(Task brief): Make an exact copy of the records, dropping all pictures.

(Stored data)
....................

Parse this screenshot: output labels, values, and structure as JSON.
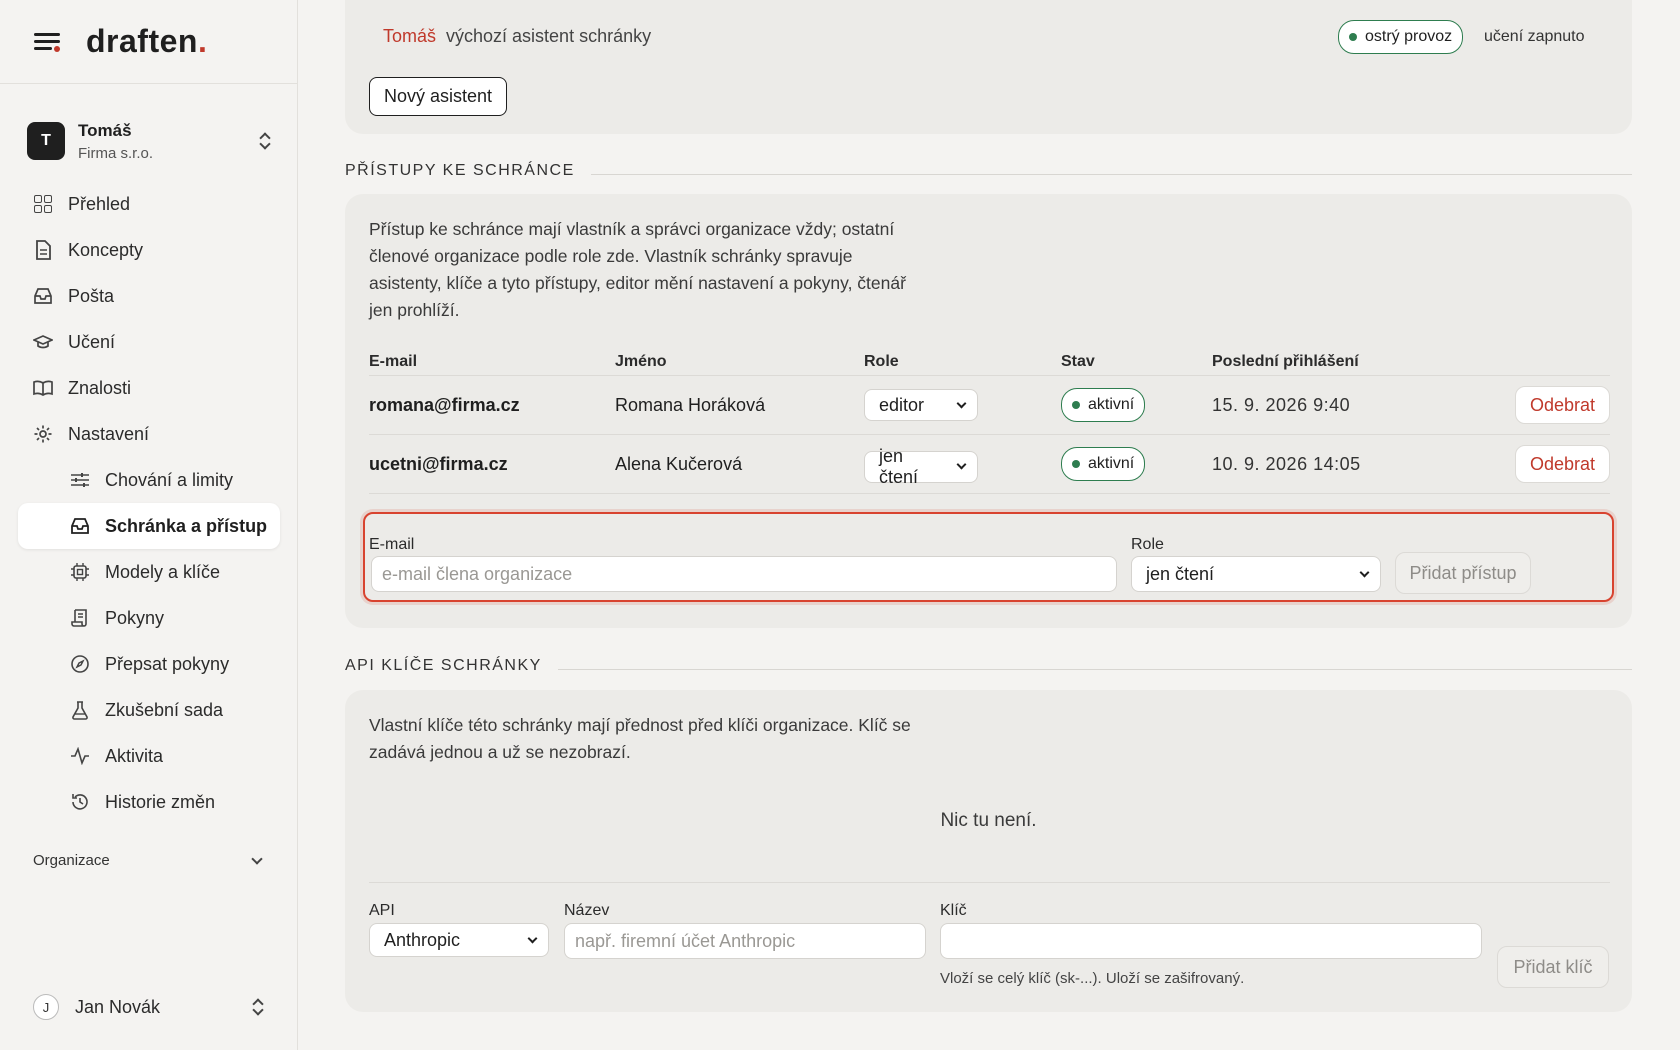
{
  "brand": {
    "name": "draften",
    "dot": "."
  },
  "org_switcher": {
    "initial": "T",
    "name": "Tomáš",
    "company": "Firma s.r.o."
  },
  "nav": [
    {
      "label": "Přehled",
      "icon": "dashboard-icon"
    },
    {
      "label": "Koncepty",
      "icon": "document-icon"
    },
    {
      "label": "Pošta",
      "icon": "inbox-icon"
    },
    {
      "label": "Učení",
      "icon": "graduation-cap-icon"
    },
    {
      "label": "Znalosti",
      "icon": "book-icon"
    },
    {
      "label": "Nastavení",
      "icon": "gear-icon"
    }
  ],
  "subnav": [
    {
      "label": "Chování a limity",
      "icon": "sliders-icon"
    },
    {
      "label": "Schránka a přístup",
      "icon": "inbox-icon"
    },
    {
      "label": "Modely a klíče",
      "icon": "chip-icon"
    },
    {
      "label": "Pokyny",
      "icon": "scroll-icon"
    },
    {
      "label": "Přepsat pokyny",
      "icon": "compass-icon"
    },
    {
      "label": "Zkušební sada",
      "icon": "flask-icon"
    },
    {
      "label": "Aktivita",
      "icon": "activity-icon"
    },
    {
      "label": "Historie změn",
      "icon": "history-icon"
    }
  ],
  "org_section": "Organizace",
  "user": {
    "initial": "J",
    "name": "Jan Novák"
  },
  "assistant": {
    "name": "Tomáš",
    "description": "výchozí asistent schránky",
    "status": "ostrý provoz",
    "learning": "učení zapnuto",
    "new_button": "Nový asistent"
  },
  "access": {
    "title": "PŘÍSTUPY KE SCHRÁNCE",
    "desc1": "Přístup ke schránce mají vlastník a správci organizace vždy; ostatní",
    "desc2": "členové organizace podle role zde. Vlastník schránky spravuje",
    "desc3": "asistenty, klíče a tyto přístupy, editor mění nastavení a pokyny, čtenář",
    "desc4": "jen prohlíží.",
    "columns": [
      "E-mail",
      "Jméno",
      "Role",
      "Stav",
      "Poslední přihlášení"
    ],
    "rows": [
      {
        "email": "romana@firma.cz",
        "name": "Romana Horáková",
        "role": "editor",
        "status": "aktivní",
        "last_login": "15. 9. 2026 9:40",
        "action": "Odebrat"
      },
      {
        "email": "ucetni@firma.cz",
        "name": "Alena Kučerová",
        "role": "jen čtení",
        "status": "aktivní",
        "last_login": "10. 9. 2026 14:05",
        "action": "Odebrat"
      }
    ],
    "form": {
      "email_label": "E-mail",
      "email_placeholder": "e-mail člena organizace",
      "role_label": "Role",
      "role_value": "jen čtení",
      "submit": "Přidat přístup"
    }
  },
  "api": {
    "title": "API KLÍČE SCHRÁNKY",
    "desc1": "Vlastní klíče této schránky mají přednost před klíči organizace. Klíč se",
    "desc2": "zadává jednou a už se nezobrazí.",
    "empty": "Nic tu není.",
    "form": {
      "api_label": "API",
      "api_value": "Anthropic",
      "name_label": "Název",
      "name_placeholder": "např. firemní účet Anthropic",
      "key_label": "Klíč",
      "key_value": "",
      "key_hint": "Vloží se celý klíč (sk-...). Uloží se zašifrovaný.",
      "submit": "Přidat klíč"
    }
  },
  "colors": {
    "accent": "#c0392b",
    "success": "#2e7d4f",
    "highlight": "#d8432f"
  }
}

....................

(Final result):
Parse this screenshot: output labels, values, and structure as JSON.
{
  "brand": {
    "name": "draften",
    "dot": "."
  },
  "org_switcher": {
    "initial": "T",
    "name": "Tomáš",
    "company": "Firma s.r.o."
  },
  "nav": [
    {
      "label": "Přehled",
      "icon": "dashboard-icon"
    },
    {
      "label": "Koncepty",
      "icon": "document-icon"
    },
    {
      "label": "Pošta",
      "icon": "inbox-icon"
    },
    {
      "label": "Učení",
      "icon": "graduation-cap-icon"
    },
    {
      "label": "Znalosti",
      "icon": "book-icon"
    },
    {
      "label": "Nastavení",
      "icon": "gear-icon"
    }
  ],
  "subnav": [
    {
      "label": "Chování a limity",
      "icon": "sliders-icon"
    },
    {
      "label": "Schránka a přístup",
      "icon": "inbox-icon"
    },
    {
      "label": "Modely a klíče",
      "icon": "chip-icon"
    },
    {
      "label": "Pokyny",
      "icon": "scroll-icon"
    },
    {
      "label": "Přepsat pokyny",
      "icon": "compass-icon"
    },
    {
      "label": "Zkušební sada",
      "icon": "flask-icon"
    },
    {
      "label": "Aktivita",
      "icon": "activity-icon"
    },
    {
      "label": "Historie změn",
      "icon": "history-icon"
    }
  ],
  "org_section": "Organizace",
  "user": {
    "initial": "J",
    "name": "Jan Novák"
  },
  "assistant": {
    "name": "Tomáš",
    "description": "výchozí asistent schránky",
    "status": "ostrý provoz",
    "learning": "učení zapnuto",
    "new_button": "Nový asistent"
  },
  "access": {
    "title": "PŘÍSTUPY KE SCHRÁNCE",
    "desc1": "Přístup ke schránce mají vlastník a správci organizace vždy; ostatní",
    "desc2": "členové organizace podle role zde. Vlastník schránky spravuje",
    "desc3": "asistenty, klíče a tyto přístupy, editor mění nastavení a pokyny, čtenář",
    "desc4": "jen prohlíží.",
    "columns": [
      "E-mail",
      "Jméno",
      "Role",
      "Stav",
      "Poslední přihlášení"
    ],
    "rows": [
      {
        "email": "romana@firma.cz",
        "name": "Romana Horáková",
        "role": "editor",
        "status": "aktivní",
        "last_login": "15. 9. 2026 9:40",
        "action": "Odebrat"
      },
      {
        "email": "ucetni@firma.cz",
        "name": "Alena Kučerová",
        "role": "jen čtení",
        "status": "aktivní",
        "last_login": "10. 9. 2026 14:05",
        "action": "Odebrat"
      }
    ],
    "form": {
      "email_label": "E-mail",
      "email_placeholder": "e-mail člena organizace",
      "role_label": "Role",
      "role_value": "jen čtení",
      "submit": "Přidat přístup"
    }
  },
  "api": {
    "title": "API KLÍČE SCHRÁNKY",
    "desc1": "Vlastní klíče této schránky mají přednost před klíči organizace. Klíč se",
    "desc2": "zadává jednou a už se nezobrazí.",
    "empty": "Nic tu není.",
    "form": {
      "api_label": "API",
      "api_value": "Anthropic",
      "name_label": "Název",
      "name_placeholder": "např. firemní účet Anthropic",
      "key_label": "Klíč",
      "key_value": "",
      "key_hint": "Vloží se celý klíč (sk-...). Uloží se zašifrovaný.",
      "submit": "Přidat klíč"
    }
  },
  "colors": {
    "accent": "#c0392b",
    "success": "#2e7d4f",
    "highlight": "#d8432f"
  }
}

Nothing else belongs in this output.